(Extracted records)

────────

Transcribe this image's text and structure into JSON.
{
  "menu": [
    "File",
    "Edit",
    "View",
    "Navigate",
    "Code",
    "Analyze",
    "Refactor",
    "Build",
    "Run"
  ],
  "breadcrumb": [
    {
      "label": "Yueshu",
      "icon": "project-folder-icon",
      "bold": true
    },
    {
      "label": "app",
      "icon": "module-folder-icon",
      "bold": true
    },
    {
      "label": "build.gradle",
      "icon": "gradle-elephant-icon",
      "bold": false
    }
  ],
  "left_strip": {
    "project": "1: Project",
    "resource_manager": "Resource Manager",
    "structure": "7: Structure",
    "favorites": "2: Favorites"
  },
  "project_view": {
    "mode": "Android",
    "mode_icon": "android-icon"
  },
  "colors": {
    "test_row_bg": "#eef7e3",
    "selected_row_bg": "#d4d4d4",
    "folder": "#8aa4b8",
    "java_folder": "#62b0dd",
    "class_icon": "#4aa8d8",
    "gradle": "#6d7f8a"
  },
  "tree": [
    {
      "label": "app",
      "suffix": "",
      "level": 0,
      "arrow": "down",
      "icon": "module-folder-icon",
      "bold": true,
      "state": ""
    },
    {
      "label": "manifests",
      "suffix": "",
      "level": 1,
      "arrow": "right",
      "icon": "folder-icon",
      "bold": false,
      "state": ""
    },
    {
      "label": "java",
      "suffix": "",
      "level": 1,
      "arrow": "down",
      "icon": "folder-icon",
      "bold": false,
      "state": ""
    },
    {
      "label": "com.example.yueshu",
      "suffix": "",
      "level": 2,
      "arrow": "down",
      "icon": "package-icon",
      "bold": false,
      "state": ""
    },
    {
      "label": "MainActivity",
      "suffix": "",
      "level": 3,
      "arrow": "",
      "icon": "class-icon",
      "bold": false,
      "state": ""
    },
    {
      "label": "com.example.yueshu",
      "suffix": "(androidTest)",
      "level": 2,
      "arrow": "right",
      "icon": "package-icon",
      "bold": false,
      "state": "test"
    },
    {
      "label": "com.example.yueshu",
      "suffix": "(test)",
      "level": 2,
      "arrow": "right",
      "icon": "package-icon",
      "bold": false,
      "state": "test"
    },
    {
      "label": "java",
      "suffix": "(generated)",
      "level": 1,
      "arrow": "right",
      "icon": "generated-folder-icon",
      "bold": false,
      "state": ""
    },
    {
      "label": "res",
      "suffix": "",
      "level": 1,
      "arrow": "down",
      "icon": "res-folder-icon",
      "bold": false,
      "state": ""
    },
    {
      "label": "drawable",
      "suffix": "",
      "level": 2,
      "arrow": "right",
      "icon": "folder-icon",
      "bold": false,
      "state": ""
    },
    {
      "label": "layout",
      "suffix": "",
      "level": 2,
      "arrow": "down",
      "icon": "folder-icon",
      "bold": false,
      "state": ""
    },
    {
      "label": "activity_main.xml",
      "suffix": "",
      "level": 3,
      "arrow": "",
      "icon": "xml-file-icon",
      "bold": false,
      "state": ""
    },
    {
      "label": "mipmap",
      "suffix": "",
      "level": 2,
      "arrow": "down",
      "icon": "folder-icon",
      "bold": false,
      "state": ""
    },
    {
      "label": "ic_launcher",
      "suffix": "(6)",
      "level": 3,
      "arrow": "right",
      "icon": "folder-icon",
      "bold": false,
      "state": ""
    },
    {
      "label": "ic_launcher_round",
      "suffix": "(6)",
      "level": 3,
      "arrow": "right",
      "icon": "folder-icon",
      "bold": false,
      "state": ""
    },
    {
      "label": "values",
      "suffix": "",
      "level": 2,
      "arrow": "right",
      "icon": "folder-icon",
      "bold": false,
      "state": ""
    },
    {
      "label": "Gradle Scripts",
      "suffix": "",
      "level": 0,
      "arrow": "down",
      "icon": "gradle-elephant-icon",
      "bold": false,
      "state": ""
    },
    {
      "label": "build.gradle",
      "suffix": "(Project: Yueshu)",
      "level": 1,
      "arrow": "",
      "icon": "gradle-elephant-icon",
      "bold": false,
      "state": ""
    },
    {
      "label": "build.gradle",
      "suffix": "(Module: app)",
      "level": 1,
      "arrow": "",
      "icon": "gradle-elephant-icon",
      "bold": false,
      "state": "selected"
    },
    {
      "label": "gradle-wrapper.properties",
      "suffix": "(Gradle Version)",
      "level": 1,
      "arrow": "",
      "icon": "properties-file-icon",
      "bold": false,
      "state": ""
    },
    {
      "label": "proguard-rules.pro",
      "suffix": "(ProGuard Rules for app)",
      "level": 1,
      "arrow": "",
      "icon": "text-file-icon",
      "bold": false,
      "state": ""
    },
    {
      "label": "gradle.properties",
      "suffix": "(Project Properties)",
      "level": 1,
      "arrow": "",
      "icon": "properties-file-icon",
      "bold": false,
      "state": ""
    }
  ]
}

────────

* **What to produce**
Write out all the lines again, exactly as they are.

* **Answer to the task**
Transcribe this image's text and structure into JSON.
{
  "menu": [
    "File",
    "Edit",
    "View",
    "Navigate",
    "Code",
    "Analyze",
    "Refactor",
    "Build",
    "Run"
  ],
  "breadcrumb": [
    {
      "label": "Yueshu",
      "icon": "project-folder-icon",
      "bold": true
    },
    {
      "label": "app",
      "icon": "module-folder-icon",
      "bold": true
    },
    {
      "label": "build.gradle",
      "icon": "gradle-elephant-icon",
      "bold": false
    }
  ],
  "left_strip": {
    "project": "1: Project",
    "resource_manager": "Resource Manager",
    "structure": "7: Structure",
    "favorites": "2: Favorites"
  },
  "project_view": {
    "mode": "Android",
    "mode_icon": "android-icon"
  },
  "colors": {
    "test_row_bg": "#eef7e3",
    "selected_row_bg": "#d4d4d4",
    "folder": "#8aa4b8",
    "java_folder": "#62b0dd",
    "class_icon": "#4aa8d8",
    "gradle": "#6d7f8a"
  },
  "tree": [
    {
      "label": "app",
      "suffix": "",
      "level": 0,
      "arrow": "down",
      "icon": "module-folder-icon",
      "bold": true,
      "state": ""
    },
    {
      "label": "manifests",
      "suffix": "",
      "level": 1,
      "arrow": "right",
      "icon": "folder-icon",
      "bold": false,
      "state": ""
    },
    {
      "label": "java",
      "suffix": "",
      "level": 1,
      "arrow": "down",
      "icon": "folder-icon",
      "bold": false,
      "state": ""
    },
    {
      "label": "com.example.yueshu",
      "suffix": "",
      "level": 2,
      "arrow": "down",
      "icon": "package-icon",
      "bold": false,
      "state": ""
    },
    {
      "label": "MainActivity",
      "suffix": "",
      "level": 3,
      "arrow": "",
      "icon": "class-icon",
      "bold": false,
      "state": ""
    },
    {
      "label": "com.example.yueshu",
      "suffix": "(androidTest)",
      "level": 2,
      "arrow": "right",
      "icon": "package-icon",
      "bold": false,
      "state": "test"
    },
    {
      "label": "com.example.yueshu",
      "suffix": "(test)",
      "level": 2,
      "arrow": "right",
      "icon": "package-icon",
      "bold": false,
      "state": "test"
    },
    {
      "label": "java",
      "suffix": "(generated)",
      "level": 1,
      "arrow": "right",
      "icon": "generated-folder-icon",
      "bold": false,
      "state": ""
    },
    {
      "label": "res",
      "suffix": "",
      "level": 1,
      "arrow": "down",
      "icon": "res-folder-icon",
      "bold": false,
      "state": ""
    },
    {
      "label": "drawable",
      "suffix": "",
      "level": 2,
      "arrow": "right",
      "icon": "folder-icon",
      "bold": false,
      "state": ""
    },
    {
      "label": "layout",
      "suffix": "",
      "level": 2,
      "arrow": "down",
      "icon": "folder-icon",
      "bold": false,
      "state": ""
    },
    {
      "label": "activity_main.xml",
      "suffix": "",
      "level": 3,
      "arrow": "",
      "icon": "xml-file-icon",
      "bold": false,
      "state": ""
    },
    {
      "label": "mipmap",
      "suffix": "",
      "level": 2,
      "arrow": "down",
      "icon": "folder-icon",
      "bold": false,
      "state": ""
    },
    {
      "label": "ic_launcher",
      "suffix": "(6)",
      "level": 3,
      "arrow": "right",
      "icon": "folder-icon",
      "bold": false,
      "state": ""
    },
    {
      "label": "ic_launcher_round",
      "suffix": "(6)",
      "level": 3,
      "arrow": "right",
      "icon": "folder-icon",
      "bold": false,
      "state": ""
    },
    {
      "label": "values",
      "suffix": "",
      "level": 2,
      "arrow": "right",
      "icon": "folder-icon",
      "bold": false,
      "state": ""
    },
    {
      "label": "Gradle Scripts",
      "suffix": "",
      "level": 0,
      "arrow": "down",
      "icon": "gradle-elephant-icon",
      "bold": false,
      "state": ""
    },
    {
      "label": "build.gradle",
      "suffix": "(Project: Yueshu)",
      "level": 1,
      "arrow": "",
      "icon": "gradle-elephant-icon",
      "bold": false,
      "state": ""
    },
    {
      "label": "build.gradle",
      "suffix": "(Module: app)",
      "level": 1,
      "arrow": "",
      "icon": "gradle-elephant-icon",
      "bold": false,
      "state": "selected"
    },
    {
      "label": "gradle-wrapper.properties",
      "suffix": "(Gradle Version)",
      "level": 1,
      "arrow": "",
      "icon": "properties-file-icon",
      "bold": false,
      "state": ""
    },
    {
      "label": "proguard-rules.pro",
      "suffix": "(ProGuard Rules for app)",
      "level": 1,
      "arrow": "",
      "icon": "text-file-icon",
      "bold": false,
      "state": ""
    },
    {
      "label": "gradle.properties",
      "suffix": "(Project Properties)",
      "level": 1,
      "arrow": "",
      "icon": "properties-file-icon",
      "bold": false,
      "state": ""
    }
  ]
}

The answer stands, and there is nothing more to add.